— Start Information shown —

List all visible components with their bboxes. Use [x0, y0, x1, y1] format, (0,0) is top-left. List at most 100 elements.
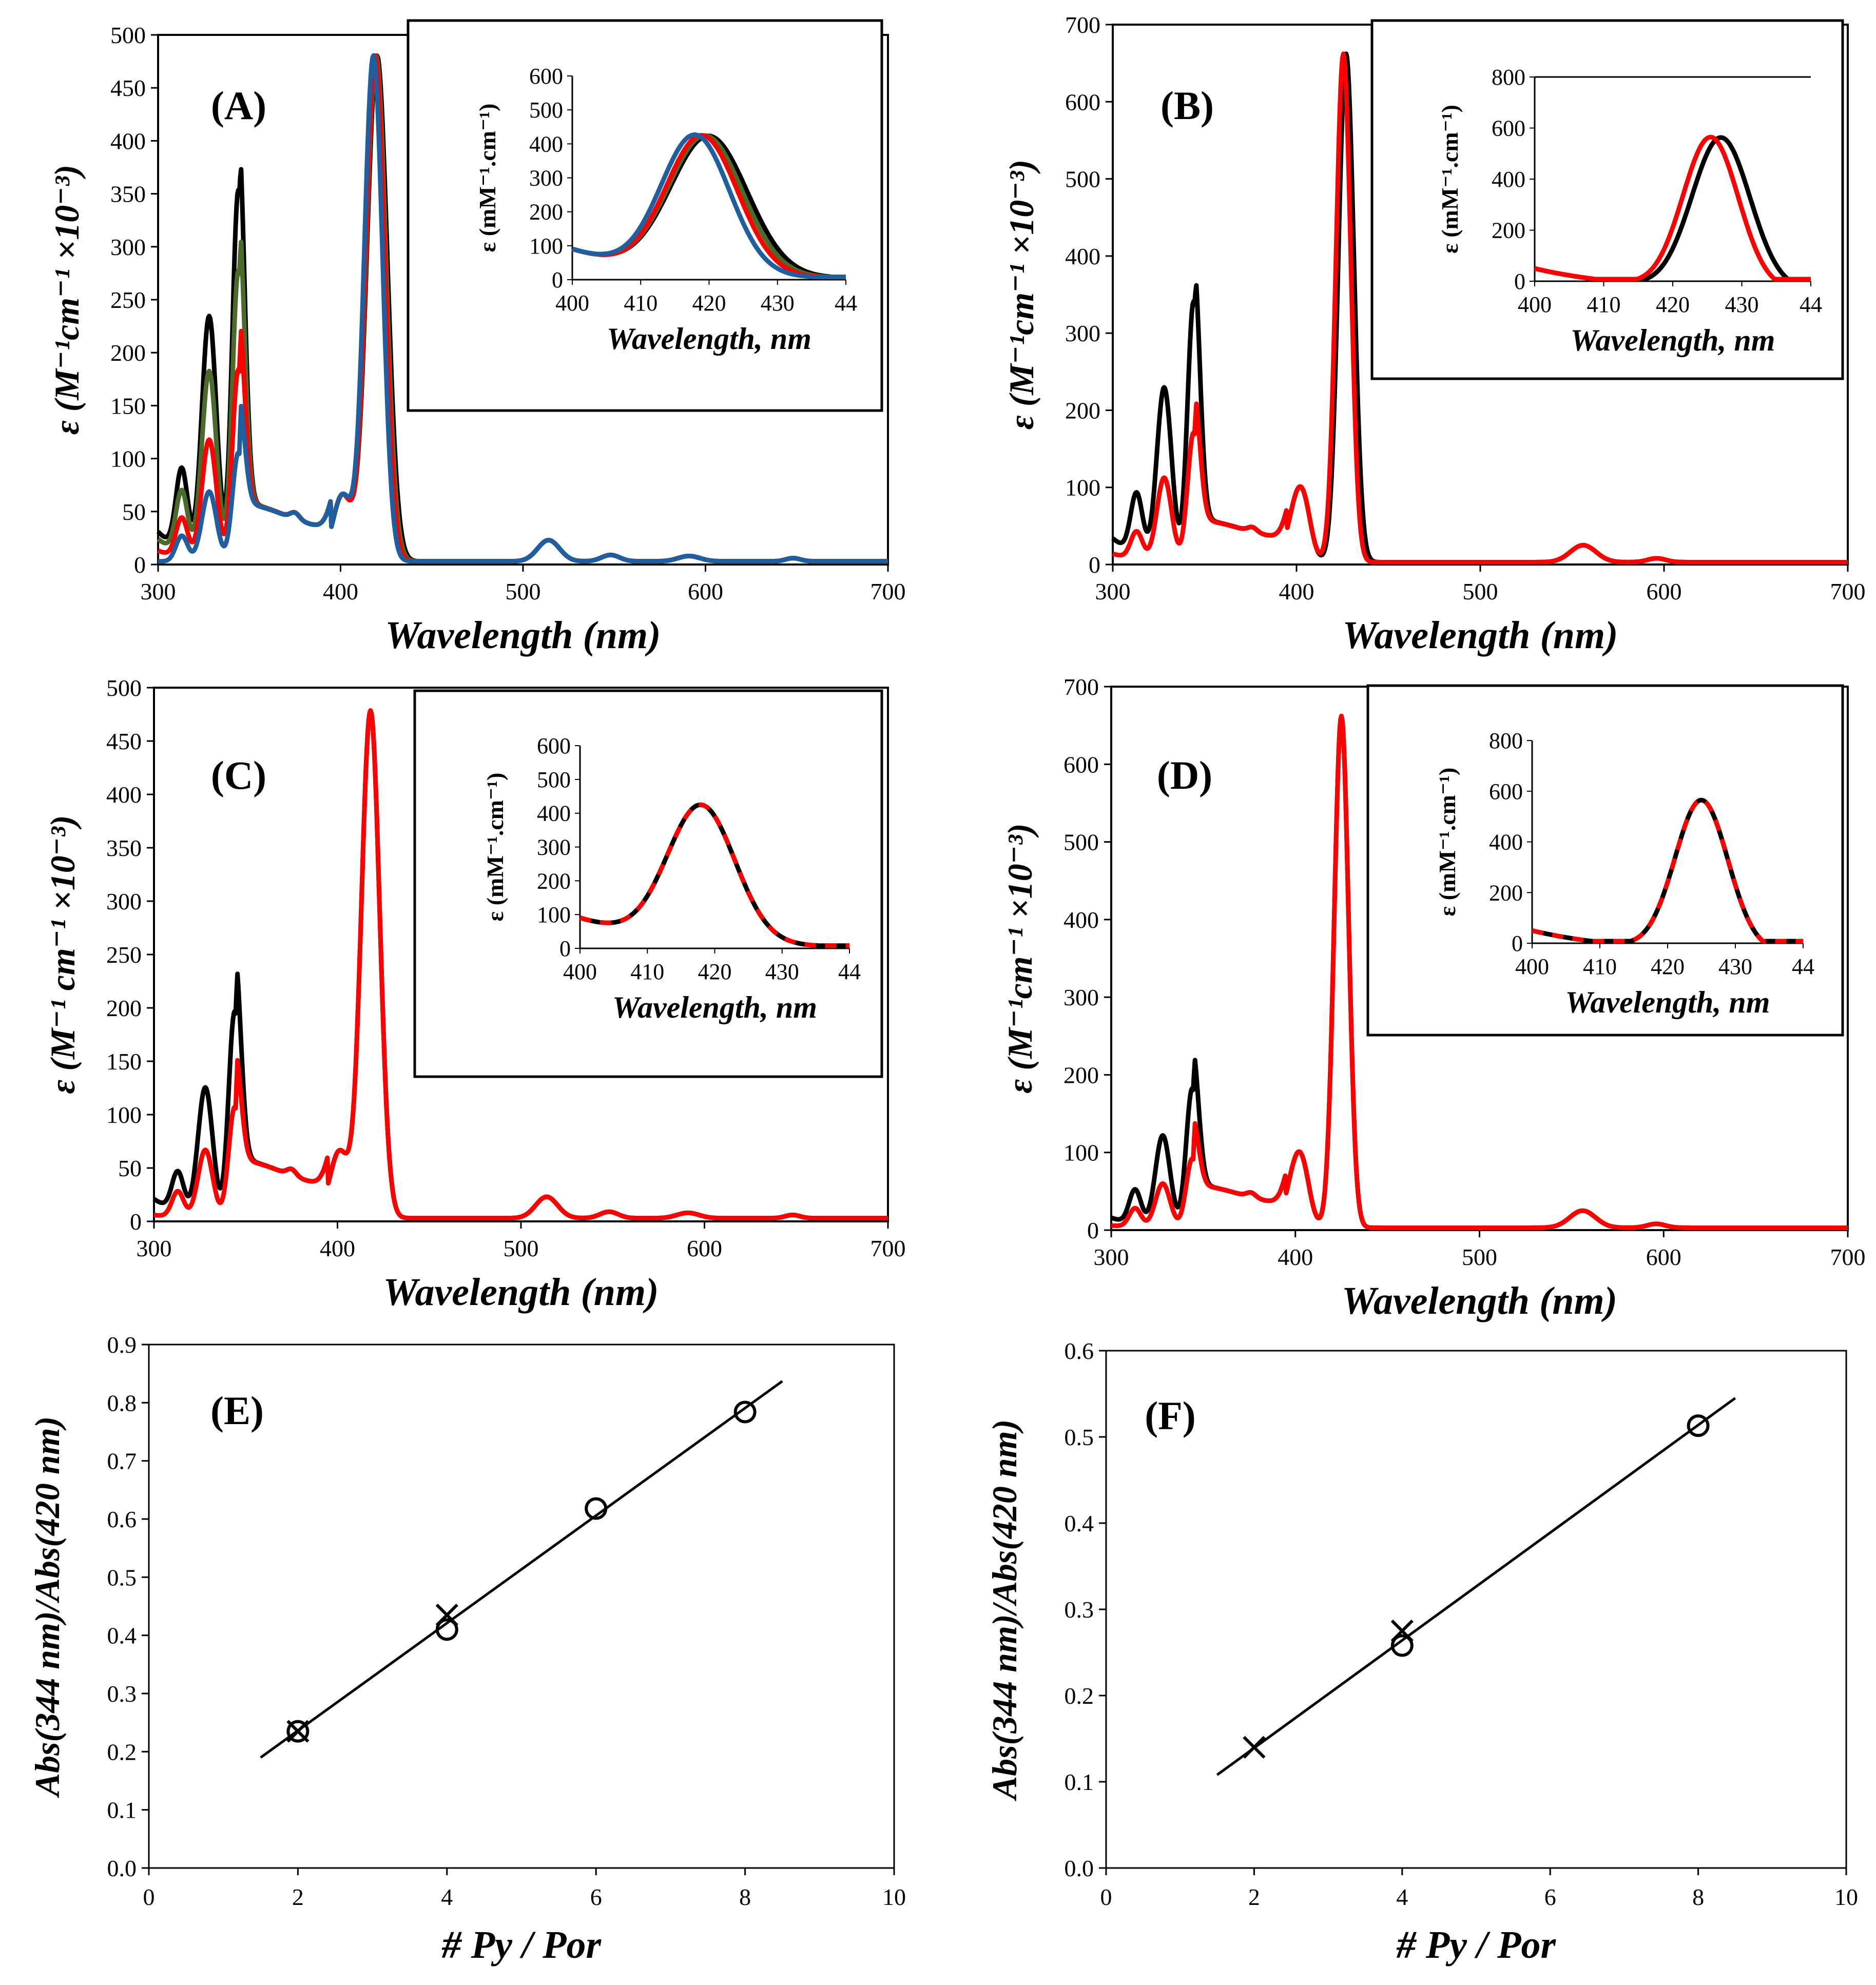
data-point-circle	[286, 1720, 310, 1743]
y-tick-label: 0.5	[1065, 1424, 1094, 1450]
panel-b: 300 400 500 600 700 0 100 200 300 400 500 600 700 Wav…	[1002, 12, 1866, 657]
x-axis-title: # Py / Por	[441, 1923, 602, 1967]
x-tick-label: 2	[1248, 1884, 1260, 1910]
x-axis-title: Wavelength (nm)	[385, 614, 661, 657]
y-axis-title: ε (M⁻¹cm⁻¹ ×10⁻³)	[1000, 823, 1039, 1093]
inset-x-tick-label: 430	[765, 959, 799, 984]
inset-y-tick-label: 200	[537, 868, 571, 893]
inset-y-tick-label: 100	[537, 902, 571, 927]
y-tick-label: 100	[1065, 475, 1100, 501]
inset-x-axis-title: Wavelength, nm	[607, 322, 811, 356]
inset-y-axis-title: ε (mM⁻¹.cm⁻¹)	[482, 773, 508, 922]
y-tick-label: 300	[1065, 320, 1100, 346]
inset-x-tick-label: 44	[1792, 954, 1814, 979]
inset-series-line-red	[1534, 134, 1811, 282]
panel-label: (C)	[211, 753, 266, 797]
inset-series-line-red	[579, 802, 849, 948]
inset-frame	[1366, 684, 1844, 1037]
x-tick-label: 300	[1094, 1244, 1129, 1270]
inset-a: 400 410 420 430 440100200300400500600Wavelen…	[407, 19, 883, 412]
y-tick-label: 300	[110, 234, 146, 260]
y-tick-label: 0	[130, 1209, 142, 1235]
x-tick-label: 500	[1462, 1244, 1497, 1270]
inset-x-tick-label: 410	[1583, 954, 1617, 979]
data-point-cross	[1390, 1619, 1414, 1643]
panel-label: (E)	[210, 1388, 264, 1433]
inset-x-tick-label: 410	[630, 959, 664, 984]
panel-label: (B)	[1161, 83, 1214, 128]
inset-y-tick-label: 200	[1492, 218, 1525, 243]
x-tick-label: 700	[1830, 1244, 1866, 1270]
inset-y-tick-label: 400	[529, 131, 563, 157]
plot-frame	[148, 1344, 895, 1869]
series-line-red	[152, 708, 889, 1221]
x-axis-title: Wavelength (nm)	[1343, 614, 1618, 657]
x-tick-label: 300	[137, 1235, 172, 1261]
x-tick-label: 2	[292, 1884, 304, 1910]
inset-x-tick-label: 420	[698, 959, 732, 984]
y-tick-label: 150	[110, 393, 146, 419]
y-tick-label: 50	[118, 1155, 142, 1181]
inset-x-tick-label: 420	[1651, 954, 1685, 979]
y-tick-label: 300	[106, 888, 142, 914]
x-tick-label: 400	[320, 1235, 355, 1261]
x-tick-label: 300	[141, 578, 176, 605]
inset-x-tick-label: 420	[1656, 292, 1690, 317]
inset-y-tick-label: 800	[1492, 65, 1525, 90]
y-tick-label: 100	[1063, 1140, 1099, 1166]
inset-x-tick-label: 44	[838, 959, 861, 984]
y-tick-label: 100	[110, 446, 146, 472]
data-point-circle	[1687, 1414, 1710, 1437]
inset-y-tick-label: 200	[529, 200, 563, 225]
inset-x-axis-title: Wavelength, nm	[612, 990, 817, 1024]
y-tick-label: 0.5	[107, 1564, 137, 1590]
x-axis-title: # Py / Por	[1396, 1923, 1557, 1967]
x-tick-label: 0	[1100, 1884, 1112, 1910]
y-tick-label: 0.1	[107, 1797, 137, 1823]
panel-f: 0 2 4 6 8 10 0.0 0.1 0.2 0.3 0.4 0.5 0.6 # Py / Por Ab…	[985, 1338, 1858, 1967]
x-tick-label: 400	[323, 578, 358, 605]
x-tick-label: 500	[504, 1235, 539, 1261]
x-tick-label: 700	[871, 578, 906, 605]
cross-stroke	[435, 1603, 458, 1627]
inset-y-tick-label: 500	[537, 767, 571, 792]
inset-c: 400 410 420 430 440100200300400500600Wavelen…	[413, 689, 883, 1078]
inset-x-tick-label: 430	[1718, 954, 1752, 979]
y-tick-label: 700	[1063, 674, 1099, 700]
x-tick-label: 4	[1396, 1884, 1408, 1910]
inset-y-tick-label: 0	[1512, 931, 1523, 956]
y-tick-label: 0.7	[107, 1448, 137, 1474]
data-point-cross	[435, 1603, 458, 1627]
y-axis-title: ε (M⁻¹cm⁻¹ ×10⁻³)	[1002, 160, 1041, 430]
y-tick-label: 0.2	[107, 1739, 137, 1765]
y-tick-label: 500	[1063, 829, 1099, 855]
y-tick-label: 0.4	[107, 1623, 137, 1649]
x-tick-label: 700	[1830, 578, 1866, 605]
inset-y-tick-label: 400	[1489, 830, 1523, 855]
x-axis-title: Wavelength (nm)	[383, 1271, 659, 1314]
inset-y-tick-label: 300	[529, 166, 563, 191]
fit-line	[260, 1380, 783, 1759]
x-tick-label: 6	[590, 1884, 602, 1910]
inset-x-tick-label: 420	[692, 290, 726, 316]
y-tick-label: 0.3	[107, 1681, 137, 1707]
inset-y-axis-title: ε (mM⁻¹.cm⁻¹)	[1437, 105, 1463, 254]
y-tick-label: 200	[1063, 1062, 1099, 1088]
x-tick-label: 500	[506, 578, 541, 605]
y-tick-label: 0.1	[1065, 1769, 1094, 1795]
x-tick-label: 8	[1692, 1884, 1704, 1910]
y-tick-label: 500	[106, 675, 142, 701]
inset-x-tick-label: 44	[1800, 292, 1822, 317]
y-tick-label: 100	[106, 1102, 142, 1128]
cross-stroke	[1243, 1736, 1266, 1759]
inset-y-tick-label: 400	[537, 801, 571, 826]
y-tick-label: 200	[1065, 397, 1100, 423]
y-tick-label: 0.8	[107, 1390, 137, 1416]
y-tick-label: 500	[1065, 166, 1100, 192]
data-point-cross	[1243, 1736, 1266, 1759]
data-point-cross	[286, 1720, 310, 1743]
inset-y-tick-label: 500	[529, 98, 563, 123]
inset-y-tick-label: 800	[1489, 728, 1523, 753]
y-tick-label: 450	[110, 75, 146, 101]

— End Information shown —

Give only the number of lines in the items above that contain the string "stroke", counting case-sensitively.

2